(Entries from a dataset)

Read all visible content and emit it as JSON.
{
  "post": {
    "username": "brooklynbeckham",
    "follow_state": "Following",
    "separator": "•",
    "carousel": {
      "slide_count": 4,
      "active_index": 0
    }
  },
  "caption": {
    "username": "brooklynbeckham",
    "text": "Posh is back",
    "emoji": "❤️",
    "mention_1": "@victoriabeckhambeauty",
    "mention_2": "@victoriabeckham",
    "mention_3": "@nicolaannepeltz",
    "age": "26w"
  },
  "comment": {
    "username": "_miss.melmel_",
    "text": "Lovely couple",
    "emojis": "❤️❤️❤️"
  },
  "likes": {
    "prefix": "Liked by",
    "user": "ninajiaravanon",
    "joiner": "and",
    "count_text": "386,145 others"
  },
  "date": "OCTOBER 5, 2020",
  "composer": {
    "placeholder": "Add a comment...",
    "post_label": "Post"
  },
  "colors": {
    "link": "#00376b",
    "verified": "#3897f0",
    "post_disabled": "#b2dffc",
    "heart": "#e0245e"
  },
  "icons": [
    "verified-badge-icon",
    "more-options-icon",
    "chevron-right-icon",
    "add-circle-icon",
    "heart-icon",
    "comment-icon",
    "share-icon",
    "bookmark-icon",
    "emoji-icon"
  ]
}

What the task requires — Repeat the entries shown above, every one, word for word.

Solved exercise —
Read all visible content and emit it as JSON.
{
  "post": {
    "username": "brooklynbeckham",
    "follow_state": "Following",
    "separator": "•",
    "carousel": {
      "slide_count": 4,
      "active_index": 0
    }
  },
  "caption": {
    "username": "brooklynbeckham",
    "text": "Posh is back",
    "emoji": "❤️",
    "mention_1": "@victoriabeckhambeauty",
    "mention_2": "@victoriabeckham",
    "mention_3": "@nicolaannepeltz",
    "age": "26w"
  },
  "comment": {
    "username": "_miss.melmel_",
    "text": "Lovely couple",
    "emojis": "❤️❤️❤️"
  },
  "likes": {
    "prefix": "Liked by",
    "user": "ninajiaravanon",
    "joiner": "and",
    "count_text": "386,145 others"
  },
  "date": "OCTOBER 5, 2020",
  "composer": {
    "placeholder": "Add a comment...",
    "post_label": "Post"
  },
  "colors": {
    "link": "#00376b",
    "verified": "#3897f0",
    "post_disabled": "#b2dffc",
    "heart": "#e0245e"
  },
  "icons": [
    "verified-badge-icon",
    "more-options-icon",
    "chevron-right-icon",
    "add-circle-icon",
    "heart-icon",
    "comment-icon",
    "share-icon",
    "bookmark-icon",
    "emoji-icon"
  ]
}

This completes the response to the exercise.